• **The task**
A faithful transcription of all the data is required.

• **Record extracts**
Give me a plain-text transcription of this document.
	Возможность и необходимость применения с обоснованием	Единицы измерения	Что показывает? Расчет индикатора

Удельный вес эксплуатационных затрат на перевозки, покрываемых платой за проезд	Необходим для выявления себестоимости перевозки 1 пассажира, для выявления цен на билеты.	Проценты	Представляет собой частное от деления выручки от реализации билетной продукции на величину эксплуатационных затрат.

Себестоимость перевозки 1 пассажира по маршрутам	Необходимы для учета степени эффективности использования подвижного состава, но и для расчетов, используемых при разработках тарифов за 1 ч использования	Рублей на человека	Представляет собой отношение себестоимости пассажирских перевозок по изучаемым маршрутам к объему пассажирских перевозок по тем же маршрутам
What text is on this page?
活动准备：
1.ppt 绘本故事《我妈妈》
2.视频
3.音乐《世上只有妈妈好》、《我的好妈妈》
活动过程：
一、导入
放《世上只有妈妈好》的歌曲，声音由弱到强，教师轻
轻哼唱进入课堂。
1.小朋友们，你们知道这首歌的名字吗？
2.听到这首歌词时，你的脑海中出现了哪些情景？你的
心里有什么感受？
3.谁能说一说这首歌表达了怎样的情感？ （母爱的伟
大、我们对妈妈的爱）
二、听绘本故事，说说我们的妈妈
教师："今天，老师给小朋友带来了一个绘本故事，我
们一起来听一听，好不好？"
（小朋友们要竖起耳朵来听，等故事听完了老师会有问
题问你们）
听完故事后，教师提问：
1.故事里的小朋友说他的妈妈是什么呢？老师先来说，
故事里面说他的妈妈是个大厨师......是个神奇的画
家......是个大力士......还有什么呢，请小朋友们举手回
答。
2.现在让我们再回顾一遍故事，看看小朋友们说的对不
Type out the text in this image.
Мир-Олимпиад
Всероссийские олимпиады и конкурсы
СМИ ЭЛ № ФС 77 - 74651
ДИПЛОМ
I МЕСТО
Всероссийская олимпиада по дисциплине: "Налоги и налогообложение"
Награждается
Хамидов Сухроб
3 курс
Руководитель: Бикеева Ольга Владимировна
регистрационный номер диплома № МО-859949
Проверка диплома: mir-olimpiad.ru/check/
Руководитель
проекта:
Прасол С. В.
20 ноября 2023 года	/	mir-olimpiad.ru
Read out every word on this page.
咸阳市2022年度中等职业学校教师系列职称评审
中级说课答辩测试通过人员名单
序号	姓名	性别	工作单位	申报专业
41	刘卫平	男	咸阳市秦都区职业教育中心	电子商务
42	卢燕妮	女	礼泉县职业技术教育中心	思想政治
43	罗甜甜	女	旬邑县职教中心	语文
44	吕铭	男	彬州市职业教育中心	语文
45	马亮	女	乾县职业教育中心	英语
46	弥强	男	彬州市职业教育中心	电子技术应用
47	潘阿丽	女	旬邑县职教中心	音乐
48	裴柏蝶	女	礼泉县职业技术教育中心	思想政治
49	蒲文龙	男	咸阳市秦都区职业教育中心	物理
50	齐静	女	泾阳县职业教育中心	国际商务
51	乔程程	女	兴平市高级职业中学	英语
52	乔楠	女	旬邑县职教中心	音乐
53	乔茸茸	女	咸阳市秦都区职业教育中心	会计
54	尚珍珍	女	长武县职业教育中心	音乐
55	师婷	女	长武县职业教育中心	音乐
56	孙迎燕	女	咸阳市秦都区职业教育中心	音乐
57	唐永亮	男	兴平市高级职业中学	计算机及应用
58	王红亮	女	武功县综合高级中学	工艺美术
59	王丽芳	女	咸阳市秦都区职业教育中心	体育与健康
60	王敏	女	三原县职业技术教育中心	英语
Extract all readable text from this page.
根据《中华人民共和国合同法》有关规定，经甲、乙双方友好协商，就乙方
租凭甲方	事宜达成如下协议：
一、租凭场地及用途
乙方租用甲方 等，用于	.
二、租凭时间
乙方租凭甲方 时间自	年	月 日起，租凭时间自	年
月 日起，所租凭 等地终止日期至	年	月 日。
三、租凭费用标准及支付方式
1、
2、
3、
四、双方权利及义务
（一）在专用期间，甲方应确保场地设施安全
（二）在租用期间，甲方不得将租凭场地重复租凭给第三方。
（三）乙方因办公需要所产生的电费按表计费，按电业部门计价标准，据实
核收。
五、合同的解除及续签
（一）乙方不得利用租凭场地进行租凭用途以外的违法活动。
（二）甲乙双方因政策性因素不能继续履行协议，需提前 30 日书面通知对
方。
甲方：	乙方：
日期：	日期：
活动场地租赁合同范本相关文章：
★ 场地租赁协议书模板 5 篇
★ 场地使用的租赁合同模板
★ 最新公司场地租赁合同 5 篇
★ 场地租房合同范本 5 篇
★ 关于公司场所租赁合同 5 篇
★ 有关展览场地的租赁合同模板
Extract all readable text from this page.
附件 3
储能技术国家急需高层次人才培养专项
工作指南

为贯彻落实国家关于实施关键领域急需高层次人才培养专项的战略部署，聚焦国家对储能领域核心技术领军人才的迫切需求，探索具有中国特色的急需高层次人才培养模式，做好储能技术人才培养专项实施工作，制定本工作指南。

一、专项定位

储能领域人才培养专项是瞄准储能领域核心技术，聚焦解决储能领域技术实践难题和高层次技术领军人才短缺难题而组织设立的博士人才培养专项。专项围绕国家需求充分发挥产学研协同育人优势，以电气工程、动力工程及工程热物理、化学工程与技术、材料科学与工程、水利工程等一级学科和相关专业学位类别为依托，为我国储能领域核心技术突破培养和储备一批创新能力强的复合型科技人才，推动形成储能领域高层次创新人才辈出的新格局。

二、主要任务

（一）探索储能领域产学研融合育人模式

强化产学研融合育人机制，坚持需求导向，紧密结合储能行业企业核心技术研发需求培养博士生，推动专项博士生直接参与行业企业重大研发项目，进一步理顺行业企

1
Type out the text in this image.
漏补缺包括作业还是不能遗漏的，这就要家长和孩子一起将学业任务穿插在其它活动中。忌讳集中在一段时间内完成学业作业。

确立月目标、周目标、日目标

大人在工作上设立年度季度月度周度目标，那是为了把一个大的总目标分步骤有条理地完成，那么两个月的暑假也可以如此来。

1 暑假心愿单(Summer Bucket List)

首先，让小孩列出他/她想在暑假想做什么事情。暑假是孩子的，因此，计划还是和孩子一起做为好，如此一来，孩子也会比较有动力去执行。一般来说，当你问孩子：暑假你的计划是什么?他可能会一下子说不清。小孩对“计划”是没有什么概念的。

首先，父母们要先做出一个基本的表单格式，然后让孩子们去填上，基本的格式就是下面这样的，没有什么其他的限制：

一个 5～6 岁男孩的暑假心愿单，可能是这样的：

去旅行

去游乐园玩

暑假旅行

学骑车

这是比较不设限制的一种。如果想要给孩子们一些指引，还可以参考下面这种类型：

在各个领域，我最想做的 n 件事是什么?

• **Written solution**
Give me a plain-text transcription of this document.
	Возможность и необходимость применения с обоснованием	Единицы измерения	Что показывает? Расчет индикатора

Удельный вес эксплуатационных затрат на перевозки, покрываемых платой за проезд	Необходим для выявления себестоимости перевозки 1 пассажира, для выявления цен на билеты.	Проценты	Представляет собой частное от деления выручки от реализации билетной продукции на величину эксплуатационных затрат.

Себестоимость перевозки 1 пассажира по маршрутам	Необходимы для учета степени эффективности использования подвижного состава, но и для расчетов, используемых при разработках тарифов за 1 ч использования	Рублей на человека	Представляет собой отношение себестоимости пассажирских перевозок по изучаемым маршрутам к объему пассажирских перевозок по тем же маршрутам
What text is on this page?
活动准备：
1.ppt 绘本故事《我妈妈》
2.视频
3.音乐《世上只有妈妈好》、《我的好妈妈》
活动过程：
一、导入
放《世上只有妈妈好》的歌曲，声音由弱到强，教师轻
轻哼唱进入课堂。
1.小朋友们，你们知道这首歌的名字吗？
2.听到这首歌词时，你的脑海中出现了哪些情景？你的
心里有什么感受？
3.谁能说一说这首歌表达了怎样的情感？ （母爱的伟
大、我们对妈妈的爱）
二、听绘本故事，说说我们的妈妈
教师："今天，老师给小朋友带来了一个绘本故事，我
们一起来听一听，好不好？"
（小朋友们要竖起耳朵来听，等故事听完了老师会有问
题问你们）
听完故事后，教师提问：
1.故事里的小朋友说他的妈妈是什么呢？老师先来说，
故事里面说他的妈妈是个大厨师......是个神奇的画
家......是个大力士......还有什么呢，请小朋友们举手回
答。
2.现在让我们再回顾一遍故事，看看小朋友们说的对不
Type out the text in this image.
Мир-Олимпиад
Всероссийские олимпиады и конкурсы
СМИ ЭЛ № ФС 77 - 74651
ДИПЛОМ
I МЕСТО
Всероссийская олимпиада по дисциплине: "Налоги и налогообложение"
Награждается
Хамидов Сухроб
3 курс
Руководитель: Бикеева Ольга Владимировна
регистрационный номер диплома № МО-859949
Проверка диплома: mir-olimpiad.ru/check/
Руководитель
проекта:
Прасол С. В.
20 ноября 2023 года	/	mir-olimpiad.ru
Read out every word on this page.
咸阳市2022年度中等职业学校教师系列职称评审
中级说课答辩测试通过人员名单
序号	姓名	性别	工作单位	申报专业
41	刘卫平	男	咸阳市秦都区职业教育中心	电子商务
42	卢燕妮	女	礼泉县职业技术教育中心	思想政治
43	罗甜甜	女	旬邑县职教中心	语文
44	吕铭	男	彬州市职业教育中心	语文
45	马亮	女	乾县职业教育中心	英语
46	弥强	男	彬州市职业教育中心	电子技术应用
47	潘阿丽	女	旬邑县职教中心	音乐
48	裴柏蝶	女	礼泉县职业技术教育中心	思想政治
49	蒲文龙	男	咸阳市秦都区职业教育中心	物理
50	齐静	女	泾阳县职业教育中心	国际商务
51	乔程程	女	兴平市高级职业中学	英语
52	乔楠	女	旬邑县职教中心	音乐
53	乔茸茸	女	咸阳市秦都区职业教育中心	会计
54	尚珍珍	女	长武县职业教育中心	音乐
55	师婷	女	长武县职业教育中心	音乐
56	孙迎燕	女	咸阳市秦都区职业教育中心	音乐
57	唐永亮	男	兴平市高级职业中学	计算机及应用
58	王红亮	女	武功县综合高级中学	工艺美术
59	王丽芳	女	咸阳市秦都区职业教育中心	体育与健康
60	王敏	女	三原县职业技术教育中心	英语
Extract all readable text from this page.
根据《中华人民共和国合同法》有关规定，经甲、乙双方友好协商，就乙方
租凭甲方	事宜达成如下协议：
一、租凭场地及用途
乙方租用甲方 等，用于	.
二、租凭时间
乙方租凭甲方 时间自	年	月 日起，租凭时间自	年
月 日起，所租凭 等地终止日期至	年	月 日。
三、租凭费用标准及支付方式
1、
2、
3、
四、双方权利及义务
（一）在专用期间，甲方应确保场地设施安全
（二）在租用期间，甲方不得将租凭场地重复租凭给第三方。
（三）乙方因办公需要所产生的电费按表计费，按电业部门计价标准，据实
核收。
五、合同的解除及续签
（一）乙方不得利用租凭场地进行租凭用途以外的违法活动。
（二）甲乙双方因政策性因素不能继续履行协议，需提前 30 日书面通知对
方。
甲方：	乙方：
日期：	日期：
活动场地租赁合同范本相关文章：
★ 场地租赁协议书模板 5 篇
★ 场地使用的租赁合同模板
★ 最新公司场地租赁合同 5 篇
★ 场地租房合同范本 5 篇
★ 关于公司场所租赁合同 5 篇
★ 有关展览场地的租赁合同模板
Extract all readable text from this page.
附件 3
储能技术国家急需高层次人才培养专项
工作指南

为贯彻落实国家关于实施关键领域急需高层次人才培养专项的战略部署，聚焦国家对储能领域核心技术领军人才的迫切需求，探索具有中国特色的急需高层次人才培养模式，做好储能技术人才培养专项实施工作，制定本工作指南。

一、专项定位

储能领域人才培养专项是瞄准储能领域核心技术，聚焦解决储能领域技术实践难题和高层次技术领军人才短缺难题而组织设立的博士人才培养专项。专项围绕国家需求充分发挥产学研协同育人优势，以电气工程、动力工程及工程热物理、化学工程与技术、材料科学与工程、水利工程等一级学科和相关专业学位类别为依托，为我国储能领域核心技术突破培养和储备一批创新能力强的复合型科技人才，推动形成储能领域高层次创新人才辈出的新格局。

二、主要任务

（一）探索储能领域产学研融合育人模式

强化产学研融合育人机制，坚持需求导向，紧密结合储能行业企业核心技术研发需求培养博士生，推动专项博士生直接参与行业企业重大研发项目，进一步理顺行业企

1
Type out the text in this image.
漏补缺包括作业还是不能遗漏的，这就要家长和孩子一起将学业任务穿插在其它活动中。忌讳集中在一段时间内完成学业作业。

确立月目标、周目标、日目标

大人在工作上设立年度季度月度周度目标，那是为了把一个大的总目标分步骤有条理地完成，那么两个月的暑假也可以如此来。

1 暑假心愿单(Summer Bucket List)

首先，让小孩列出他/她想在暑假想做什么事情。暑假是孩子的，因此，计划还是和孩子一起做为好，如此一来，孩子也会比较有动力去执行。一般来说，当你问孩子：暑假你的计划是什么?他可能会一下子说不清。小孩对“计划”是没有什么概念的。

首先，父母们要先做出一个基本的表单格式，然后让孩子们去填上，基本的格式就是下面这样的，没有什么其他的限制：

一个 5～6 岁男孩的暑假心愿单，可能是这样的：

去旅行

去游乐园玩

暑假旅行

学骑车

这是比较不设限制的一种。如果想要给孩子们一些指引，还可以参考下面这种类型：

在各个领域，我最想做的 n 件事是什么?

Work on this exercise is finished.